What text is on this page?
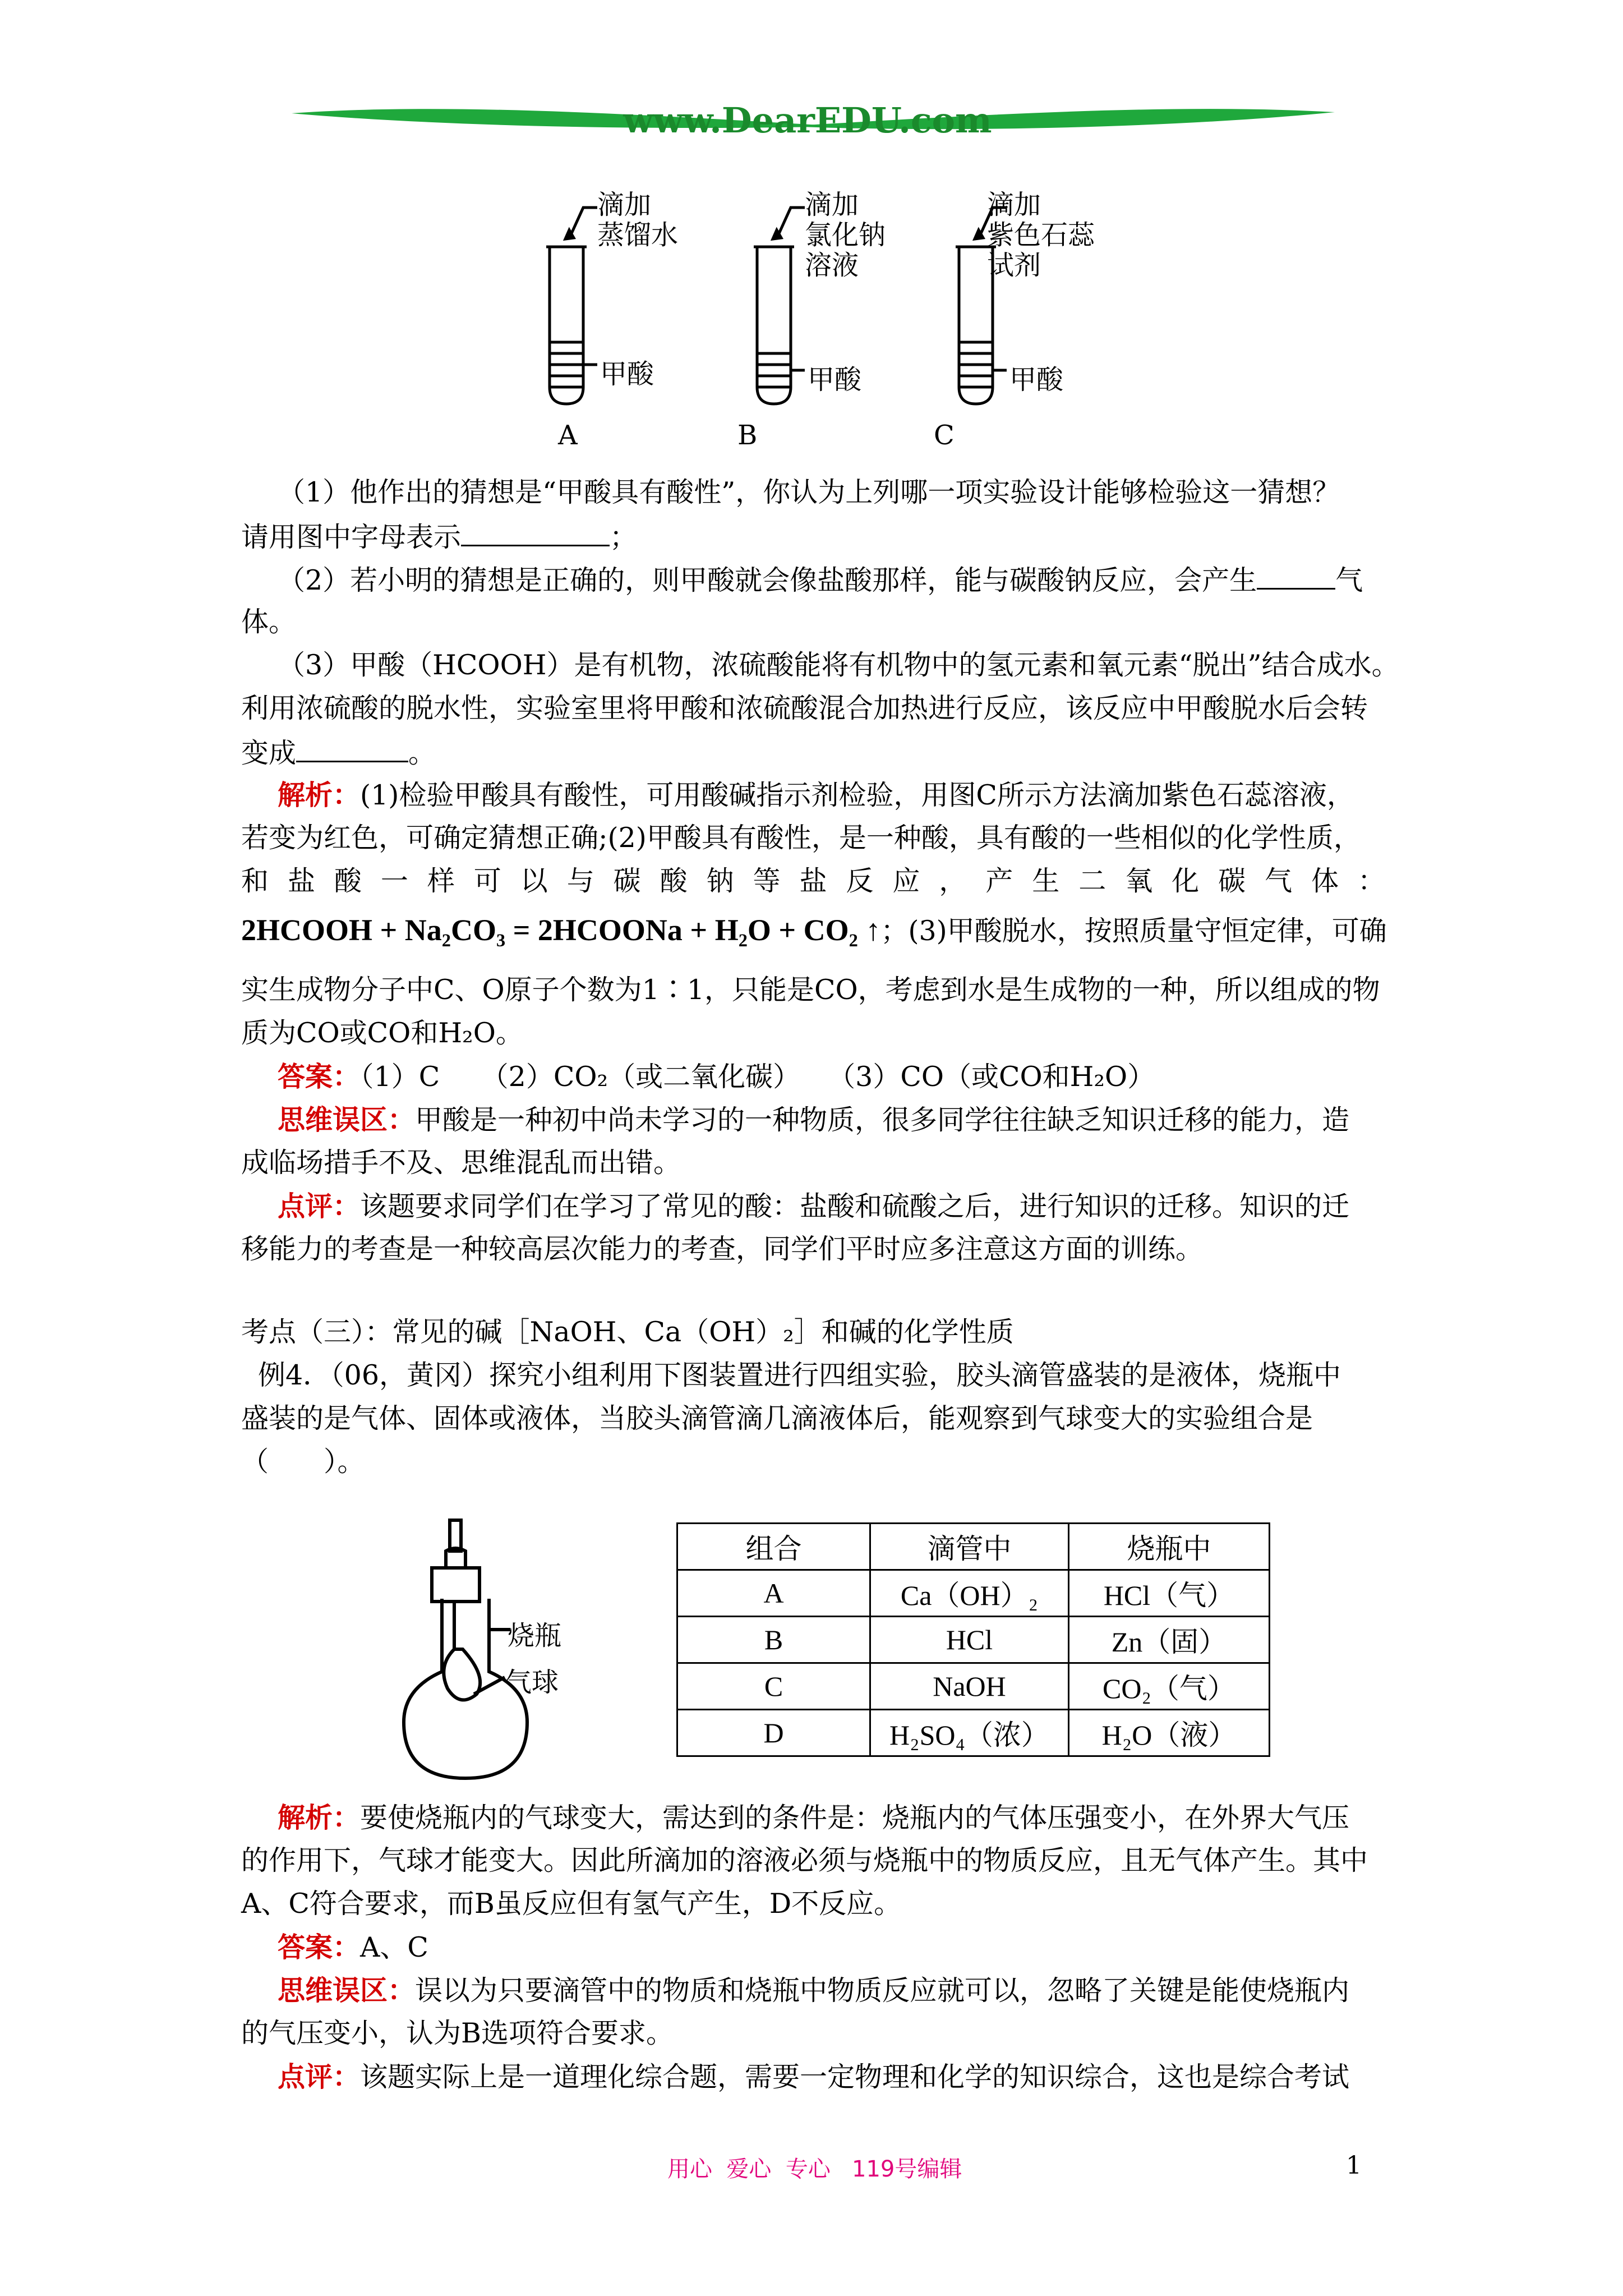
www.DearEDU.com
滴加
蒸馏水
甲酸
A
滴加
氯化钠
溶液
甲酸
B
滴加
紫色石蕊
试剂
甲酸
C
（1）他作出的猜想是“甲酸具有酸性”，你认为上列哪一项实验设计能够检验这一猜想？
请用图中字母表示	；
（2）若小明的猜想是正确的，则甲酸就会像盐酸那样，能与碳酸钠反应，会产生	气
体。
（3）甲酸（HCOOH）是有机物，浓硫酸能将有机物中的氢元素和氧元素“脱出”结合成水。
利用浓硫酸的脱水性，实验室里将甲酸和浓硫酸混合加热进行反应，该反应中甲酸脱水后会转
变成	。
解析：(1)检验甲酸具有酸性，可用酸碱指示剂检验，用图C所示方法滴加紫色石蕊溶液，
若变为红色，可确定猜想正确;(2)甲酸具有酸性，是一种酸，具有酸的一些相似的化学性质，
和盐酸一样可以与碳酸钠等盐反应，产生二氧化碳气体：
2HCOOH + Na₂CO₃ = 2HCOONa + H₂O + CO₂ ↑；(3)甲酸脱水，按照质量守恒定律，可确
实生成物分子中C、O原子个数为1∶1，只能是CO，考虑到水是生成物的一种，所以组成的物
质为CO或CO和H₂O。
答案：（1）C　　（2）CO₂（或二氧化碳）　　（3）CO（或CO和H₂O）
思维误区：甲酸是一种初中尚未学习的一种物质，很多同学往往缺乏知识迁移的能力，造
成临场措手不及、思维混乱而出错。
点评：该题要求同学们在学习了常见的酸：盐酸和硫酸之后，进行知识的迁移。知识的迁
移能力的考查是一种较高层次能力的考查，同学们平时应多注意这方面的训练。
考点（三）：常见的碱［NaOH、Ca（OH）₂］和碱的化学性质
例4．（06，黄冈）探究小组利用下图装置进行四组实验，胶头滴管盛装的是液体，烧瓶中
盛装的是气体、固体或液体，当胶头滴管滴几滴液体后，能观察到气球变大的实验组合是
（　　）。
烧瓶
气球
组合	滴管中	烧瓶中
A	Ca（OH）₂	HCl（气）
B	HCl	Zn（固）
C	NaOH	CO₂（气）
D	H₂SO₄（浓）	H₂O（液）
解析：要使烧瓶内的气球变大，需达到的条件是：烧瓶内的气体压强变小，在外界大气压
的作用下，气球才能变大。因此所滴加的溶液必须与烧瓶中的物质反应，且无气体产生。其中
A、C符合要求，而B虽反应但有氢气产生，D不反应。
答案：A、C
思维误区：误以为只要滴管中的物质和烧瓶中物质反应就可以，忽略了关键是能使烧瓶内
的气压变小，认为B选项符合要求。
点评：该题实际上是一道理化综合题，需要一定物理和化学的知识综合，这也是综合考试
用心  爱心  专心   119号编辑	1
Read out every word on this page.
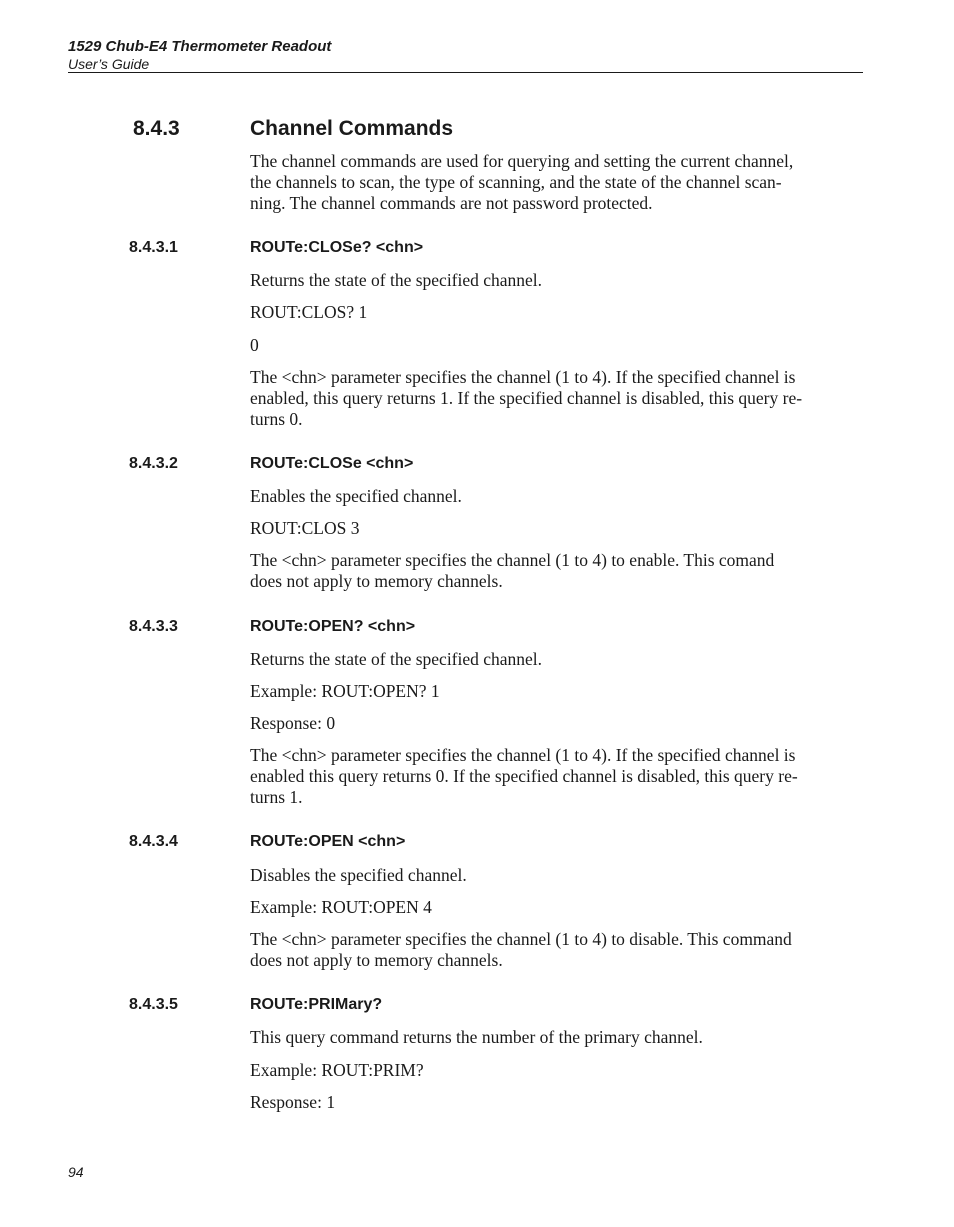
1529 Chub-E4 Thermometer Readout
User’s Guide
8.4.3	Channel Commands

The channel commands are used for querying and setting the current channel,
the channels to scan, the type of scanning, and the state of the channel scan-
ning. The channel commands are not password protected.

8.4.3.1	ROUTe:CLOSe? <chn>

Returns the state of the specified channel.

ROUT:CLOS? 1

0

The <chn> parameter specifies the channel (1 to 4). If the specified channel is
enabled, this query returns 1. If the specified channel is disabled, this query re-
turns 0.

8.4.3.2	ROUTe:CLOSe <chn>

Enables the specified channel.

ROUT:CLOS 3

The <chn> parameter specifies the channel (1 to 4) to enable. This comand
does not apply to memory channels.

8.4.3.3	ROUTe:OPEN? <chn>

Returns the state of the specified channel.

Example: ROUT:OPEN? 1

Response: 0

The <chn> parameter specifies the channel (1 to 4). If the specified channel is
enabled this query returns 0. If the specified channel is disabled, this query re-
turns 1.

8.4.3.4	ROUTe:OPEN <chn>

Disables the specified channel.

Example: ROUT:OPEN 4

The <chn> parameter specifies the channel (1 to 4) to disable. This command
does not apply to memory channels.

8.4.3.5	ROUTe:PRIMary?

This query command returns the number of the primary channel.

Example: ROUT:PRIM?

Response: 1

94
-*-
The listing above needs to be output again exactly. Don't include the pictures.

_RESULT OF THIS TASK_.
What text is on this page?
www.DearEDU.com
滴加
蒸馏水
甲酸
A
滴加
氯化钠
溶液
甲酸
B
滴加
紫色石蕊
试剂
甲酸
C
（1）他作出的猜想是“甲酸具有酸性”，你认为上列哪一项实验设计能够检验这一猜想？
请用图中字母表示	；
（2）若小明的猜想是正确的，则甲酸就会像盐酸那样，能与碳酸钠反应，会产生	气
体。
（3）甲酸（HCOOH）是有机物，浓硫酸能将有机物中的氢元素和氧元素“脱出”结合成水。
利用浓硫酸的脱水性，实验室里将甲酸和浓硫酸混合加热进行反应，该反应中甲酸脱水后会转
变成	。
解析：(1)检验甲酸具有酸性，可用酸碱指示剂检验，用图C所示方法滴加紫色石蕊溶液，
若变为红色，可确定猜想正确;(2)甲酸具有酸性，是一种酸，具有酸的一些相似的化学性质，
和盐酸一样可以与碳酸钠等盐反应，产生二氧化碳气体：
2HCOOH + Na₂CO₃ = 2HCOONa + H₂O + CO₂ ↑；(3)甲酸脱水，按照质量守恒定律，可确
实生成物分子中C、O原子个数为1∶1，只能是CO，考虑到水是生成物的一种，所以组成的物
质为CO或CO和H₂O。
答案：（1）C　　（2）CO₂（或二氧化碳）　　（3）CO（或CO和H₂O）
思维误区：甲酸是一种初中尚未学习的一种物质，很多同学往往缺乏知识迁移的能力，造
成临场措手不及、思维混乱而出错。
点评：该题要求同学们在学习了常见的酸：盐酸和硫酸之后，进行知识的迁移。知识的迁
移能力的考查是一种较高层次能力的考查，同学们平时应多注意这方面的训练。
考点（三）：常见的碱［NaOH、Ca（OH）₂］和碱的化学性质
例4．（06，黄冈）探究小组利用下图装置进行四组实验，胶头滴管盛装的是液体，烧瓶中
盛装的是气体、固体或液体，当胶头滴管滴几滴液体后，能观察到气球变大的实验组合是
（　　）。
烧瓶
气球
组合	滴管中	烧瓶中
A	Ca（OH）₂	HCl（气）
B	HCl	Zn（固）
C	NaOH	CO₂（气）
D	H₂SO₄（浓）	H₂O（液）
解析：要使烧瓶内的气球变大，需达到的条件是：烧瓶内的气体压强变小，在外界大气压
的作用下，气球才能变大。因此所滴加的溶液必须与烧瓶中的物质反应，且无气体产生。其中
A、C符合要求，而B虽反应但有氢气产生，D不反应。
答案：A、C
思维误区：误以为只要滴管中的物质和烧瓶中物质反应就可以，忽略了关键是能使烧瓶内
的气压变小，认为B选项符合要求。
点评：该题实际上是一道理化综合题，需要一定物理和化学的知识综合，这也是综合考试
用心  爱心  专心   119号编辑	1
Read out every word on this page.
1529 Chub-E4 Thermometer Readout
User’s Guide
8.4.3	Channel Commands

The channel commands are used for querying and setting the current channel,
the channels to scan, the type of scanning, and the state of the channel scan-
ning. The channel commands are not password protected.

8.4.3.1	ROUTe:CLOSe? <chn>

Returns the state of the specified channel.

ROUT:CLOS? 1

0

The <chn> parameter specifies the channel (1 to 4). If the specified channel is
enabled, this query returns 1. If the specified channel is disabled, this query re-
turns 0.

8.4.3.2	ROUTe:CLOSe <chn>

Enables the specified channel.

ROUT:CLOS 3

The <chn> parameter specifies the channel (1 to 4) to enable. This comand
does not apply to memory channels.

8.4.3.3	ROUTe:OPEN? <chn>

Returns the state of the specified channel.

Example: ROUT:OPEN? 1

Response: 0

The <chn> parameter specifies the channel (1 to 4). If the specified channel is
enabled this query returns 0. If the specified channel is disabled, this query re-
turns 1.

8.4.3.4	ROUTe:OPEN <chn>

Disables the specified channel.

Example: ROUT:OPEN 4

The <chn> parameter specifies the channel (1 to 4) to disable. This command
does not apply to memory channels.

8.4.3.5	ROUTe:PRIMary?

This query command returns the number of the primary channel.

Example: ROUT:PRIM?

Response: 1

94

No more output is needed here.